## Requirement
Copy out every line in the entries below that includes "случаев".

Extracted data entries
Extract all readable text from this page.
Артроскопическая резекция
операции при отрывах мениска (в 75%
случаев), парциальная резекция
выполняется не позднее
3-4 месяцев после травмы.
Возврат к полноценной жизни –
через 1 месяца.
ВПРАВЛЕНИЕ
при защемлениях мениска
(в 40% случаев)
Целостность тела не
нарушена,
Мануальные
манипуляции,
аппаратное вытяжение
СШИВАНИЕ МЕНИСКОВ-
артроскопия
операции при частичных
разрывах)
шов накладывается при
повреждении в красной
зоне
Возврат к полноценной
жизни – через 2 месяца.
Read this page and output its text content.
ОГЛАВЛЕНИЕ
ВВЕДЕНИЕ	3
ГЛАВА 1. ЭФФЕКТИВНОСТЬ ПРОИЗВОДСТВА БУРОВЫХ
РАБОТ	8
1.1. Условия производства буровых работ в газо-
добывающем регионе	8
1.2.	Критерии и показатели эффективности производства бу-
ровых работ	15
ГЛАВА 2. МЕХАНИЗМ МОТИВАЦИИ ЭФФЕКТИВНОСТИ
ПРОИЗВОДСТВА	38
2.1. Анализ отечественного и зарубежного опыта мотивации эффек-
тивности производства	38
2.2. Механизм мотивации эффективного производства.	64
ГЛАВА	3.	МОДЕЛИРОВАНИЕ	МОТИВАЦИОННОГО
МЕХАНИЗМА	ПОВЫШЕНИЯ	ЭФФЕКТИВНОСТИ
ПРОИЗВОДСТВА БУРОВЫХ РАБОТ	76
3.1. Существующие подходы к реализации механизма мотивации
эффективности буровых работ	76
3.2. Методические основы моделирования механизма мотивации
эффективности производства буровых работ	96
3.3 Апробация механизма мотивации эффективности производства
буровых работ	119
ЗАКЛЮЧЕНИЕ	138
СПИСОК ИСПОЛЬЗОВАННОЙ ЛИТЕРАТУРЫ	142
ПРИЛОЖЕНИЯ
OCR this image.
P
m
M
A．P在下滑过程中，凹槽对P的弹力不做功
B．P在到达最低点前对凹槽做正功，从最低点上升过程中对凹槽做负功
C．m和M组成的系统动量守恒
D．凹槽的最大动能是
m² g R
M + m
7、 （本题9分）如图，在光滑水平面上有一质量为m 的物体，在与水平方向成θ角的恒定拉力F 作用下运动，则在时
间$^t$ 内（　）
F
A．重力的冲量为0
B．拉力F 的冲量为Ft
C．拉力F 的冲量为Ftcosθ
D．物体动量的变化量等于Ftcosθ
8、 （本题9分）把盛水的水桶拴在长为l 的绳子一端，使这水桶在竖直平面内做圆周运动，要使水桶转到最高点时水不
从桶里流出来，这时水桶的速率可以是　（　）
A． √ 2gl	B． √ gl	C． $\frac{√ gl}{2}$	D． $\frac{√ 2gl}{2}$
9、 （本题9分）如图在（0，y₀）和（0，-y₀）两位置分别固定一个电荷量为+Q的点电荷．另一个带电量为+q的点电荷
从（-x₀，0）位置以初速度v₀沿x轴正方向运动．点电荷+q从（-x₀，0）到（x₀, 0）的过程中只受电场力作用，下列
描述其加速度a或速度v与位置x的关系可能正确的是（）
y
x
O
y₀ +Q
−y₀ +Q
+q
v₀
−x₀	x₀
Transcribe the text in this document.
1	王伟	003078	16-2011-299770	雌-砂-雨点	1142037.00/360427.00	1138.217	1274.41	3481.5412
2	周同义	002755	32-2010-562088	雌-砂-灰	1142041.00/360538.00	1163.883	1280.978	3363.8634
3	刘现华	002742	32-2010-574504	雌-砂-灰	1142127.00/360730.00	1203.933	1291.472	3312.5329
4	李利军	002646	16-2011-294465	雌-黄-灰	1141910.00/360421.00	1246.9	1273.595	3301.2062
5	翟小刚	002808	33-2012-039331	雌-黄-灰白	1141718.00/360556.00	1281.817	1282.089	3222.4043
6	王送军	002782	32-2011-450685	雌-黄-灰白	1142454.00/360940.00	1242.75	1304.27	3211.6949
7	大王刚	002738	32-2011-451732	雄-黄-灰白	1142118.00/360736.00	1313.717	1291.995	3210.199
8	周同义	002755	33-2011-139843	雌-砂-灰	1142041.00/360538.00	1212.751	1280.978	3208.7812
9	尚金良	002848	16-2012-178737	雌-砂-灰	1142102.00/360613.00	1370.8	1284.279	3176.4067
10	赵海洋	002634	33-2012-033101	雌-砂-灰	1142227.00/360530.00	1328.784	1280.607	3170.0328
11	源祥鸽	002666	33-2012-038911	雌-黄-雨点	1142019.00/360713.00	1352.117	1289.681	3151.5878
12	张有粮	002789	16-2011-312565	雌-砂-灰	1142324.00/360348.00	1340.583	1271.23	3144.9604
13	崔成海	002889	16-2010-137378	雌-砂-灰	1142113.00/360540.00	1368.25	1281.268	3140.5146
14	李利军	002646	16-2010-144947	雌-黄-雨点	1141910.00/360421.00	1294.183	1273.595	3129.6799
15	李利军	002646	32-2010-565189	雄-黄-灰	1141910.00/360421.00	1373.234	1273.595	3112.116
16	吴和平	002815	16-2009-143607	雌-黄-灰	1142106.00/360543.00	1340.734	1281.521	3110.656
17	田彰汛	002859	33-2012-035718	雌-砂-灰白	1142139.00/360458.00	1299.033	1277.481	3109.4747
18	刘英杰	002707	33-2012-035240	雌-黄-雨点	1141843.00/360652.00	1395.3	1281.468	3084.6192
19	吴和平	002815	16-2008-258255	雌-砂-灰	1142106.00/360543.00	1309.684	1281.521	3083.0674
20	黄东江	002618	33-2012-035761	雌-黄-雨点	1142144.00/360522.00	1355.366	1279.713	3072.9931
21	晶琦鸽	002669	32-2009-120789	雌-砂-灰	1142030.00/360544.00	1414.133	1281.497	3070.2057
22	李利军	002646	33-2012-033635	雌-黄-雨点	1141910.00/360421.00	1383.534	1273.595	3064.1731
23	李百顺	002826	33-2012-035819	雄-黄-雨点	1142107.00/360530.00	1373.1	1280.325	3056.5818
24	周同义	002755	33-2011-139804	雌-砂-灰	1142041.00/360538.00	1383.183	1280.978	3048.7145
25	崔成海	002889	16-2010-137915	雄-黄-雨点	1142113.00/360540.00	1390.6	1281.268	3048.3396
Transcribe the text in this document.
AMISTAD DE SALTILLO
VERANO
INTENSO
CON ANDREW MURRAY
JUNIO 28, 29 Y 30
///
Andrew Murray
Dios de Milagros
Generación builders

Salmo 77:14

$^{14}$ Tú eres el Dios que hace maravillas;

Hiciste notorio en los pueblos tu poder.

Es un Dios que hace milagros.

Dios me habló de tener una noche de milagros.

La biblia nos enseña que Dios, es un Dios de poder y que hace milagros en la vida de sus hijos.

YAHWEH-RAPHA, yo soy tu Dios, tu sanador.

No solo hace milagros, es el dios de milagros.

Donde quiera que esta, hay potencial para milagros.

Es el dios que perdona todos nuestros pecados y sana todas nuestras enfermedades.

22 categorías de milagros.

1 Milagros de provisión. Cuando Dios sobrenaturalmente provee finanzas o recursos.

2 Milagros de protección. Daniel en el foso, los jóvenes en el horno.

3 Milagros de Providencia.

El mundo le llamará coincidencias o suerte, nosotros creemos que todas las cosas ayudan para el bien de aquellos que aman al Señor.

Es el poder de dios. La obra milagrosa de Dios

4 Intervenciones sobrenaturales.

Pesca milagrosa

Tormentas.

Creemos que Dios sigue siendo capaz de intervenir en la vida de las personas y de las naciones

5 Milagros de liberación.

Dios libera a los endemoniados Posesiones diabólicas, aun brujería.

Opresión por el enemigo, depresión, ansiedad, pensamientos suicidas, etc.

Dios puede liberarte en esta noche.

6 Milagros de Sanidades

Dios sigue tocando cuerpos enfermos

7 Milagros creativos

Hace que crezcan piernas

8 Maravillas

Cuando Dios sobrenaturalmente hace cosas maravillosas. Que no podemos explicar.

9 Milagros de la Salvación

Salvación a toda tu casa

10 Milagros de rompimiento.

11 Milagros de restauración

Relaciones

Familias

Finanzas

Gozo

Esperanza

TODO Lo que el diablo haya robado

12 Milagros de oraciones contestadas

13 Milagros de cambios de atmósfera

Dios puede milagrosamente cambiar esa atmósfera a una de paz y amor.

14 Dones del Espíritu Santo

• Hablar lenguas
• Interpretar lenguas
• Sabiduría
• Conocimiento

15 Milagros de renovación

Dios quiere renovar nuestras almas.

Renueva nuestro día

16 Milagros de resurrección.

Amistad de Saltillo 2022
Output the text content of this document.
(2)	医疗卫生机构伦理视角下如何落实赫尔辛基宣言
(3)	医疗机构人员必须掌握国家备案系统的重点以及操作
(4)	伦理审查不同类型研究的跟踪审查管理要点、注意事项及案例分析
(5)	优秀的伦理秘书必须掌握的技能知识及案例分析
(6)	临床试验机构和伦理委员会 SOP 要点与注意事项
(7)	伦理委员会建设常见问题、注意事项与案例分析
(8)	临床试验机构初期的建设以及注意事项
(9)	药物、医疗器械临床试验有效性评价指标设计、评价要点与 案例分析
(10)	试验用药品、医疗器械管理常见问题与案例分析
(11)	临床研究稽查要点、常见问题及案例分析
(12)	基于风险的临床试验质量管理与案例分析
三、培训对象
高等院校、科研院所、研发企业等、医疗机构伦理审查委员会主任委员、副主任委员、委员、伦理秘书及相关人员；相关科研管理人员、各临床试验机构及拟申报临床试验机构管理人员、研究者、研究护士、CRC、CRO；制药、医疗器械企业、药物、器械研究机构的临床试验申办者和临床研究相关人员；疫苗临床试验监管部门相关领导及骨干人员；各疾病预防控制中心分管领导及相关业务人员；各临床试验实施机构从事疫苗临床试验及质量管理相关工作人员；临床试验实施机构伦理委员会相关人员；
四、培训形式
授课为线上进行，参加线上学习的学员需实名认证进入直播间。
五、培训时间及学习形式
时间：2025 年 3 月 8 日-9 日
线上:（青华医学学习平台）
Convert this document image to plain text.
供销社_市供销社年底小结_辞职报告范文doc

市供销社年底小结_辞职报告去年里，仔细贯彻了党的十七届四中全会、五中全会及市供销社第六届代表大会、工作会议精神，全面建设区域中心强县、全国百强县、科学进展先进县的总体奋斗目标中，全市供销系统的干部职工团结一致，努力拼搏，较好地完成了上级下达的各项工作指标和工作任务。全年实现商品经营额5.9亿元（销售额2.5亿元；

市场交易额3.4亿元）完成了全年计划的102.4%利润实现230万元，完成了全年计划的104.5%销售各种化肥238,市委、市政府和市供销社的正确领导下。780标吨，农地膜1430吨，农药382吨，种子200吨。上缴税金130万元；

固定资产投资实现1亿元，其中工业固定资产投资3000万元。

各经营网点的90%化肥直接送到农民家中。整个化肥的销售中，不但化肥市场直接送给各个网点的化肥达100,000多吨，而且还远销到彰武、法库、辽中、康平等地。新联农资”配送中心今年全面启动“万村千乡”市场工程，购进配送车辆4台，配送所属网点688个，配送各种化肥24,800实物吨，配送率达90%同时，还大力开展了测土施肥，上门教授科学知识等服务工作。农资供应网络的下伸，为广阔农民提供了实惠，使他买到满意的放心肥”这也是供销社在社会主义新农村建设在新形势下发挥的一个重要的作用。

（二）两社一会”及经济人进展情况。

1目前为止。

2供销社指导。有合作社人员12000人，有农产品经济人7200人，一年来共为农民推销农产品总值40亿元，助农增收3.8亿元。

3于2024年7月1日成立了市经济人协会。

## Completed exercise
случаев), парциальная резекция
(в 40% случаев)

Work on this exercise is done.